## [Provided text]
----
Luckily, choosing four-wheel drive or the S tronic auto gearbox doesn't make a huge dent in overall efficiency (especially in the 2.0-litre diesel) but unlike a MINI Countryman, you can't get the Q2 with plug-in hybrid tech.
How reliable is an Audi Q2?
We've heard of a few issues with the Audi Q2, namely minor things like juddering brakes and blocked windscreen washers.
That said, the Audi Q2 is fundamentally a very reliable car. Audi scored an above-average 9.12 out of 10 for reliability in the HonestJohn.co.uk Satisfaction Index.
Insurance groups and costs
The Audi Q2 range has a broad spread of insurance costs depending on the engine and trim level, perhaps even wider than most of its rivals. The cheapest to get cover for is the 30 TFSI Technik, which sits in group 14. The majority of the range falls between this and group 20, although your premiums will go up considerably if you choose one of the quicker four-wheel drive models, or pick the most expensive Vorsprung or Black Edition specifications.
Meanwhile, the high-performance SQ2 flagship with 300PS sits all the way up in group 39. That's very much in line with its rivals from MINI, Mercedes-Benz, and BMW, but its mainstream sibling the Volkswagen T-Roc will cost less.
VED car tax: What is the annual road tax on an Audi Q2?
The majority of Q2 owners will be charged the new flat-rate of £180 in road tax (VED) every year. The only exceptions are older versions registered before 1 April 2017, which pay a fee based on their CO2 outputs.
Some of these used cars will be quite cheap - the 1.0 TFSI and 1.6 TDI - especially when you consider that an SQ2 fitted with a few options will creep over the £40,000 threshold and have to pay the additional premium rate of £390.
Called the 'showroom' tax, you have to pay this higher rate for the first six years of ownership. It comprises an additional £390 charge over and above the standard £180 under the present system.
----
## [Dataset content]

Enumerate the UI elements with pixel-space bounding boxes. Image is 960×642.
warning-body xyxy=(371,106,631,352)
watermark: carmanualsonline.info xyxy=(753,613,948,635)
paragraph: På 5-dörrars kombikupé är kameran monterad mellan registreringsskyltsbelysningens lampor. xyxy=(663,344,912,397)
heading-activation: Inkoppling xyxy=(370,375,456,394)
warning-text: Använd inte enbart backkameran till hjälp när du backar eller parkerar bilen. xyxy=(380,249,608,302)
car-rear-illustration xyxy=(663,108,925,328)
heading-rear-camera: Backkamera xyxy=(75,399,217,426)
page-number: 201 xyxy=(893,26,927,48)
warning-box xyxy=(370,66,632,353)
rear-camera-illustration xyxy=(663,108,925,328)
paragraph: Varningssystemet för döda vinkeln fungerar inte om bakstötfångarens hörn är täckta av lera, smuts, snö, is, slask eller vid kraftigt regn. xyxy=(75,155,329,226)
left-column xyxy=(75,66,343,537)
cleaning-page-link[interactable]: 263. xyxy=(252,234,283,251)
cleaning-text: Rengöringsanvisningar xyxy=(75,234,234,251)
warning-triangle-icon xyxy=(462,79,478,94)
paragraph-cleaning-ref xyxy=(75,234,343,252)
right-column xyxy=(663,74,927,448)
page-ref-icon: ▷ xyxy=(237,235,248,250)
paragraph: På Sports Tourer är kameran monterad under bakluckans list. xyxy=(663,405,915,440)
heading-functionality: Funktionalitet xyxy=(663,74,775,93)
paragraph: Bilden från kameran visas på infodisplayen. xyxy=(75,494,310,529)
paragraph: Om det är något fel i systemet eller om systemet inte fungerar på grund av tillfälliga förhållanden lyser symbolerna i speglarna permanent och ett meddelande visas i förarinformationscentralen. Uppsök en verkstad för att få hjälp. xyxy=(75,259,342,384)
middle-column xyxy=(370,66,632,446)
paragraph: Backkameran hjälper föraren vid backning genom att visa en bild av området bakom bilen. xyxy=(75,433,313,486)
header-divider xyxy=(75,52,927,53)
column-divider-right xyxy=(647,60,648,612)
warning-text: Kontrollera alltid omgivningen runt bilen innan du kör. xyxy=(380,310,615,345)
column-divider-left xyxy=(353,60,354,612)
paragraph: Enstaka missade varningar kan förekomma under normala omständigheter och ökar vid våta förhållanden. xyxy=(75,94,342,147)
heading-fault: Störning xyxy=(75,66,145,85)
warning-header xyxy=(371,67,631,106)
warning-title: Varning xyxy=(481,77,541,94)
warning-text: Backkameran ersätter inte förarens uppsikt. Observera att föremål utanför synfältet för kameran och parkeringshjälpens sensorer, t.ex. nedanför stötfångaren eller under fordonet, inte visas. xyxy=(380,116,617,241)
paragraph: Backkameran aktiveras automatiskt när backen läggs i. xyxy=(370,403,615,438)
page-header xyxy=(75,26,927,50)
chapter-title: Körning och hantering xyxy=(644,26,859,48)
----
## [Work request 1]
In the Audi Q2 text, rewrite the stretch from "We've heard of" through "Black Edition specifications.", changing "Audi Q2" to "Q2".
## [Work request 2]
According to the Audi Q2 text, which version of the car is the cheapest to insure, and in which insurance group does it sit?
## [Work request 3]
Pick up the Audi Q2 text from where it stops and continue it.

## [Result 1]
We've heard of a few issues with the Q2, namely minor things like juddering brakes and blocked windscreen washers.
That said, the Q2 is fundamentally a very reliable car. Audi scored an above-average 9.12 out of 10 for reliability in the HonestJohn.co.uk Satisfaction Index.
Insurance groups and costs
The Q2 range has a broad spread of insurance costs depending on the engine and trim level, perhaps even wider than most of its rivals. The cheapest to get cover for is the 30 TFSI Technik, which sits in group 14. The majority of the range falls between this and group 20, although your premiums will go up considerably if you choose one of the quicker four-wheel drive models, or pick the most expensive Vorsprung or Black Edition specifications.

## [Result 2]
The 30 TFSI Technik is the cheapest to insure. It sits in group 14.

## [Result 3]
A good way to get around this steep pricing is on the used market, where you'll need around £13,000 to get your hands on a average mileage 2016 model, most likely fitted with the 1.6-litre diesel engine in the old SE trim.
We would raise a bit more cash and go for a newer example with the 1.0-litre three-cylinder petrol. Expect to part with around £15,000 for a 2020 Sport model with below average mileage for the year, and a full history.
You'll need at least £18,000 if you want one of the powerful 2.0-litre models with four-wheel drive, while cars with the S tronic automatic gearbox (and front-wheel drive) are a little cheaper, starting for about £1500 less.
Trim levels and standard equipment
All Audi Q2s come with alloy wheels, air conditioning , 7.0-inch media screen with DAB radio (later an 8.3-inch screen), Bluetooth, Apple CarPlay and Android Auto, classy leather steering wheel, cruise control, rear parking sensors and a powered tailgate.
That's on the entry-level Technik trim. Stepping up to the Audi Q2 Sport gets you a built-in sat-nav, Audi's Drive Select system with four preset modes that alter the steering and throttle, and eight speakers instead of four.
Q2 S line models get a sporty bodykit, LED headlights, and an interior makeover; including steel pedals and a three-spoke wheel. Black Edition trim is a classic case of style over substance with 19-inch black wheels, lots of black trim on the outside and scattered in the cabin, and darkened rear privacy glass.
The main reason we'd choose the Audi Q2 Sport is the availability of the Technology Pack. This bundle wasn't exactly cheap, but does bring with it a larger 8.3-inch display, a quicker built-in processor, and best of all Audi's excellent 'Virtual Cockpit' digital dials, which really transform the look and functionality of the interior. From late 2020, these better screens became standard for all Q2 models.
It's pretty tight-fisted of Audi that it charges more for climate control on even its priciest versions, but we do think it's worth it. The upgraded dials look and feel a lot more premium than the standard air con. If you're feeling flush the Comfort & Sound Pack is another way to make your Q2 feel really upmarket inside. It adds an excellent B&O sound system, heated front seats, and a reversing camera. This later changed to a Sonos stereo system.